Leave out the pictures and restate the rest of the data exactly.

BEGIN Data listing

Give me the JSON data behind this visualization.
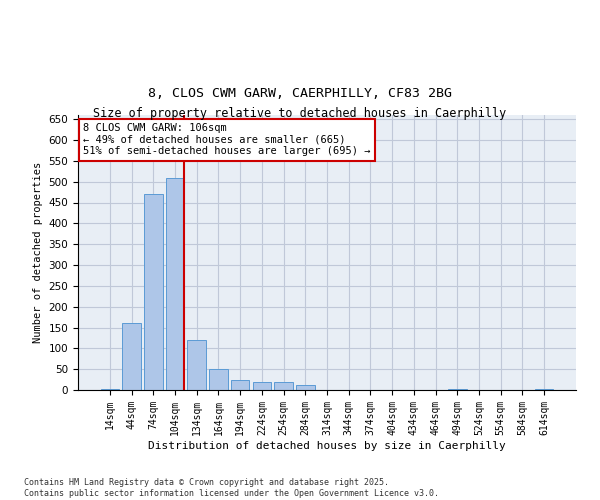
{
  "title_line1": "8, CLOS CWM GARW, CAERPHILLY, CF83 2BG",
  "title_line2": "Size of property relative to detached houses in Caerphilly",
  "xlabel": "Distribution of detached houses by size in Caerphilly",
  "ylabel": "Number of detached properties",
  "categories": [
    "14sqm",
    "44sqm",
    "74sqm",
    "104sqm",
    "134sqm",
    "164sqm",
    "194sqm",
    "224sqm",
    "254sqm",
    "284sqm",
    "314sqm",
    "344sqm",
    "374sqm",
    "404sqm",
    "434sqm",
    "464sqm",
    "494sqm",
    "524sqm",
    "554sqm",
    "584sqm",
    "614sqm"
  ],
  "values": [
    2,
    160,
    470,
    510,
    120,
    50,
    25,
    20,
    20,
    12,
    0,
    0,
    0,
    0,
    0,
    0,
    2,
    0,
    0,
    0,
    2
  ],
  "bar_color": "#aec6e8",
  "bar_edge_color": "#5b9bd5",
  "grid_color": "#c0c8d8",
  "background_color": "#e8eef5",
  "vline_x_index": 3,
  "vline_color": "#cc0000",
  "annotation_text": "8 CLOS CWM GARW: 106sqm\n← 49% of detached houses are smaller (665)\n51% of semi-detached houses are larger (695) →",
  "annotation_box_color": "#cc0000",
  "ylim": [
    0,
    660
  ],
  "yticks": [
    0,
    50,
    100,
    150,
    200,
    250,
    300,
    350,
    400,
    450,
    500,
    550,
    600,
    650
  ],
  "footer_line1": "Contains HM Land Registry data © Crown copyright and database right 2025.",
  "footer_line2": "Contains public sector information licensed under the Open Government Licence v3.0."
}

END Data listing

** Completed exercise **
Give me the JSON data behind this visualization.
{
  "title_line1": "8, CLOS CWM GARW, CAERPHILLY, CF83 2BG",
  "title_line2": "Size of property relative to detached houses in Caerphilly",
  "xlabel": "Distribution of detached houses by size in Caerphilly",
  "ylabel": "Number of detached properties",
  "categories": [
    "14sqm",
    "44sqm",
    "74sqm",
    "104sqm",
    "134sqm",
    "164sqm",
    "194sqm",
    "224sqm",
    "254sqm",
    "284sqm",
    "314sqm",
    "344sqm",
    "374sqm",
    "404sqm",
    "434sqm",
    "464sqm",
    "494sqm",
    "524sqm",
    "554sqm",
    "584sqm",
    "614sqm"
  ],
  "values": [
    2,
    160,
    470,
    510,
    120,
    50,
    25,
    20,
    20,
    12,
    0,
    0,
    0,
    0,
    0,
    0,
    2,
    0,
    0,
    0,
    2
  ],
  "bar_color": "#aec6e8",
  "bar_edge_color": "#5b9bd5",
  "grid_color": "#c0c8d8",
  "background_color": "#e8eef5",
  "vline_x_index": 3,
  "vline_color": "#cc0000",
  "annotation_text": "8 CLOS CWM GARW: 106sqm\n← 49% of detached houses are smaller (665)\n51% of semi-detached houses are larger (695) →",
  "annotation_box_color": "#cc0000",
  "ylim": [
    0,
    660
  ],
  "yticks": [
    0,
    50,
    100,
    150,
    200,
    250,
    300,
    350,
    400,
    450,
    500,
    550,
    600,
    650
  ],
  "footer_line1": "Contains HM Land Registry data © Crown copyright and database right 2025.",
  "footer_line2": "Contains public sector information licensed under the Open Government Licence v3.0."
}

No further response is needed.